#### Given text
►

U.S. Securities and Exchange Commission

100 F Street, N.E.

Washington, D.C. 20549

Division of Corporation Finance

Office of Manufacturing

Attention: Patrick Fullem and Erin Purnell

 

  Re:

Terran Orbital Corporation

    

Registration Statement on Form S-1

    

Filed April 22, 2022

    

File No. 333-264447

Dear Mr. Fullem and Ms. Purnell:

On behalf of Terran Orbital Corporation (the “Company”), reference is made to the comments of the staff of the Division of Corporation Finance (the “Staff”) of the U.S. Securities and Exchange Commission (the “Commission”) set forth in your letter dated May 18, 2022 (the “Comment Letter”), with respect to the above referenced Registration Statement on Form S-1 (the “Registration Statement”). In response to the Comment Letter, the Company is filing today Amendment No. 1 (the “Amendment”) to the Registration Statement through EDGAR. In addition to the responses to the Comment Letter, the Amendment was updated to include the Company’s unaudited and pro forma financial information for the three month period ended March 31, 2022. The Amendment has been marked to show changes from the Registration Statement.

◄

#### What you will do
Write out the letter's wording from "Dear Mr. Fullem and" to "the Registration Statement.", word for word.

#### Provided material
►

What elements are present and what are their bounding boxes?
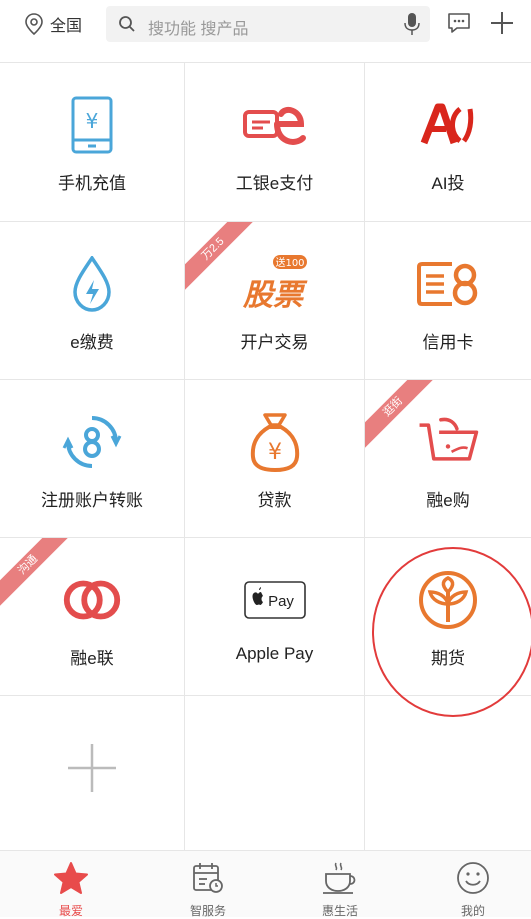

◄

#### Solution to this problem
Dear Mr. Fullem and Ms. Purnell:

On behalf of Terran Orbital Corporation (the “Company”), reference is made to the comments of the staff of the Division of Corporation Finance (the “Staff”) of the U.S. Securities and Exchange Commission (the “Commission”) set forth in your letter dated May 18, 2022 (the “Comment Letter”), with respect to the above referenced Registration Statement on Form S-1 (the “Registration Statement”). In response to the Comment Letter, the Company is filing today Amendment No. 1 (the “Amendment”) to the Registration Statement through EDGAR. In addition to the responses to the Comment Letter, the Amendment was updated to include the Company’s unaudited and pro forma financial information for the three month period ended March 31, 2022. The Amendment has been marked to show changes from the Registration Statement.